-- Start of LISTING --

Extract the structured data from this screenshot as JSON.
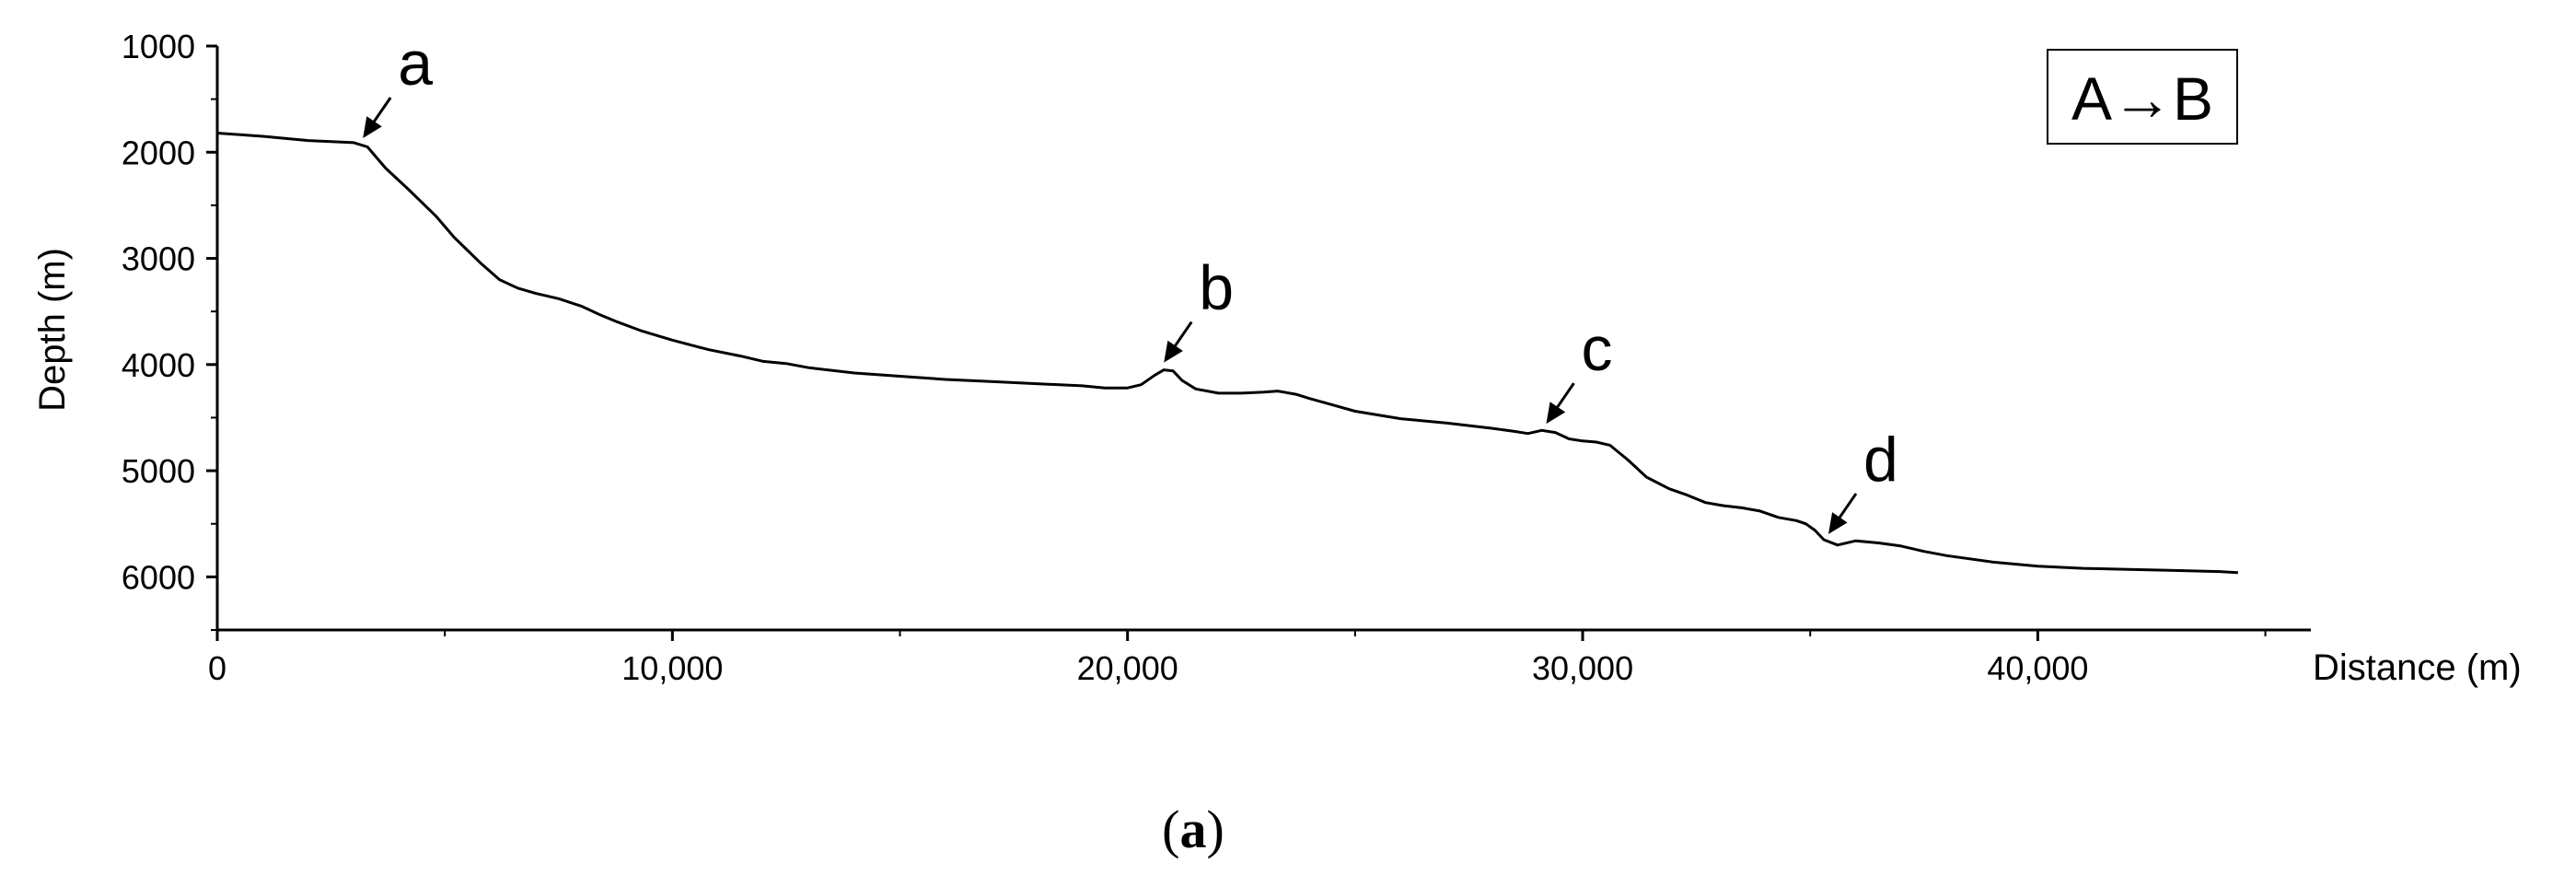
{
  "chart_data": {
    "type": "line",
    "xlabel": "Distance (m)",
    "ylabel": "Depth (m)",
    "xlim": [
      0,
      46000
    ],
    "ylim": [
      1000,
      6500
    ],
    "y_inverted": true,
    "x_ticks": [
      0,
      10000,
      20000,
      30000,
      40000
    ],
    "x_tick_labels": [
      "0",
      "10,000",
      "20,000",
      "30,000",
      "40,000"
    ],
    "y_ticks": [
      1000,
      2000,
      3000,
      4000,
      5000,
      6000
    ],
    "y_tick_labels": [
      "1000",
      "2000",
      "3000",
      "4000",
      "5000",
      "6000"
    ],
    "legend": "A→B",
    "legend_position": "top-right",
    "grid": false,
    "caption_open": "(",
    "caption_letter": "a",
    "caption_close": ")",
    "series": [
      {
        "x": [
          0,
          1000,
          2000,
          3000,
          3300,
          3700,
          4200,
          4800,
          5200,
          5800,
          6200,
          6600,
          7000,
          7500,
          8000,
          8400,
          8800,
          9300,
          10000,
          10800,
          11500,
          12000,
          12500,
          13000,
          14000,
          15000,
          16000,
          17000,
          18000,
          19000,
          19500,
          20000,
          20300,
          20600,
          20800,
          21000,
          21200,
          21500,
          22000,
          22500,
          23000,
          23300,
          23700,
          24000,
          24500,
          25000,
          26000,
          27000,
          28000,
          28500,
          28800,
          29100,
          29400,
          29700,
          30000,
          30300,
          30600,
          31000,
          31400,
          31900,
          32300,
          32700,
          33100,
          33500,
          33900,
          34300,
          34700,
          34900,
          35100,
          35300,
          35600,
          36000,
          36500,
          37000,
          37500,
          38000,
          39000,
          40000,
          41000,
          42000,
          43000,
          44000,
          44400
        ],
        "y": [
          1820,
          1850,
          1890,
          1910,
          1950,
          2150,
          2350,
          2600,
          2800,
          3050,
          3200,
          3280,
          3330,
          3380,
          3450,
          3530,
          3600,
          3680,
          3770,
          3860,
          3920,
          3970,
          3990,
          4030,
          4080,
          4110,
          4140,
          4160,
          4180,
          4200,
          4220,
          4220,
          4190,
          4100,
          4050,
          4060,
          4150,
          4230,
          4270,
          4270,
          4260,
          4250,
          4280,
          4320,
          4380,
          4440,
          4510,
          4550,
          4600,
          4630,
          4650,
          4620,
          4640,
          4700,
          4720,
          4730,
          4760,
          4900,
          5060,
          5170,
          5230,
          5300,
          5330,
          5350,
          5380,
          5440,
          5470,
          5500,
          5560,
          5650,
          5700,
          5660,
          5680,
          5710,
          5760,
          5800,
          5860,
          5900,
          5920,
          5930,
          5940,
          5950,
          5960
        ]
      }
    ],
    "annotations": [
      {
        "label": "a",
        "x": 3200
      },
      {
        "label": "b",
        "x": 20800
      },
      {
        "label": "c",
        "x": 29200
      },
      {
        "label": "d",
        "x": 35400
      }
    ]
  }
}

-- End of LISTING --
-- Start of LISTING --

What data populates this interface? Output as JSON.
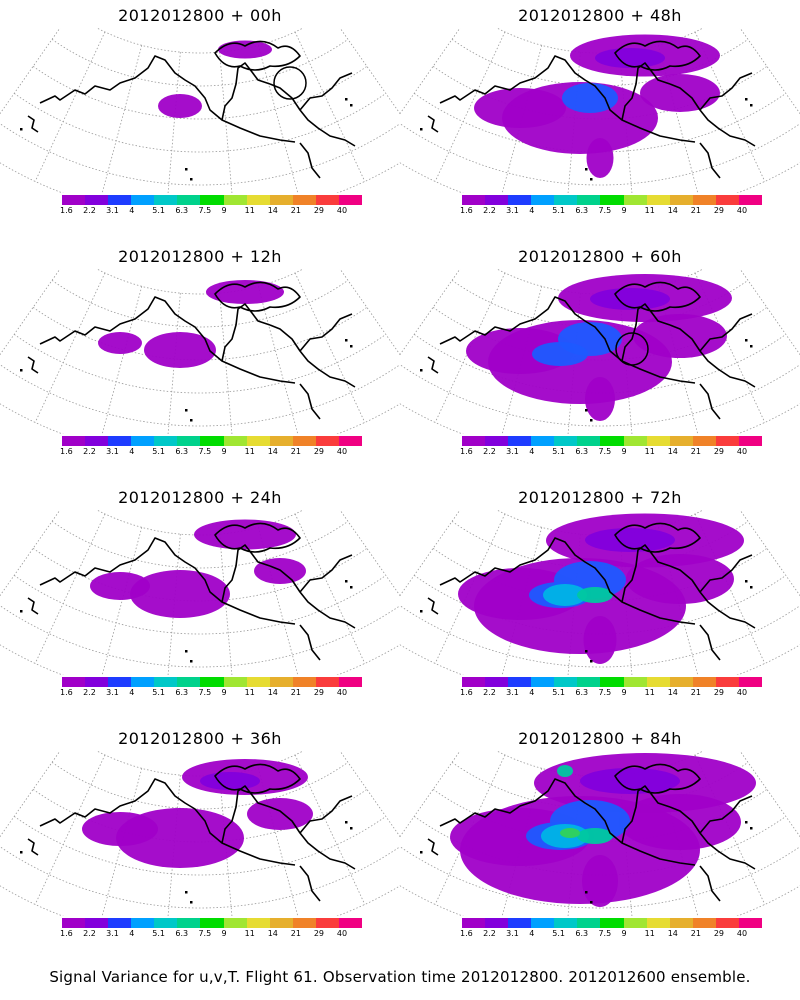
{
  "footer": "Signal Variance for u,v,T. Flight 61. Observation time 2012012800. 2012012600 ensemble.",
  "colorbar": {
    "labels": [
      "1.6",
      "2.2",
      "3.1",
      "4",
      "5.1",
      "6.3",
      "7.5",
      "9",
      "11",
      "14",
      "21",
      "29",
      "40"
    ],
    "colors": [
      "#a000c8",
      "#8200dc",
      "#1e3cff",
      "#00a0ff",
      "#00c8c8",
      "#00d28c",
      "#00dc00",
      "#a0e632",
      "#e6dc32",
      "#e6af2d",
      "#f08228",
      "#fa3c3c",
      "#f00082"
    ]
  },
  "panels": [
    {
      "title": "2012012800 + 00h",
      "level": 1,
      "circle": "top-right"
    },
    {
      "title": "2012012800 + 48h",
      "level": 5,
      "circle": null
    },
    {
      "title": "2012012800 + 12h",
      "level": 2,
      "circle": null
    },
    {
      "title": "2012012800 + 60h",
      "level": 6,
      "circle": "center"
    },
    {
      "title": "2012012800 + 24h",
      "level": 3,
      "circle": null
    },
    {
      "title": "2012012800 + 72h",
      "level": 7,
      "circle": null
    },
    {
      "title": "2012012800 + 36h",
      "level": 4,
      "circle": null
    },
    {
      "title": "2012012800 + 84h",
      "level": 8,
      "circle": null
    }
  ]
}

-- End of LISTING --

== CHALLENGE ==
Scan the listing above and copy all lines containing the word "title".

== OUTPUT FOR THIS EXERCISE ==
      "title": "2012012800 + 00h",
      "title": "2012012800 + 48h",
      "title": "2012012800 + 12h",
      "title": "2012012800 + 60h",
      "title": "2012012800 + 24h",
      "title": "2012012800 + 72h",
      "title": "2012012800 + 36h",
      "title": "2012012800 + 84h",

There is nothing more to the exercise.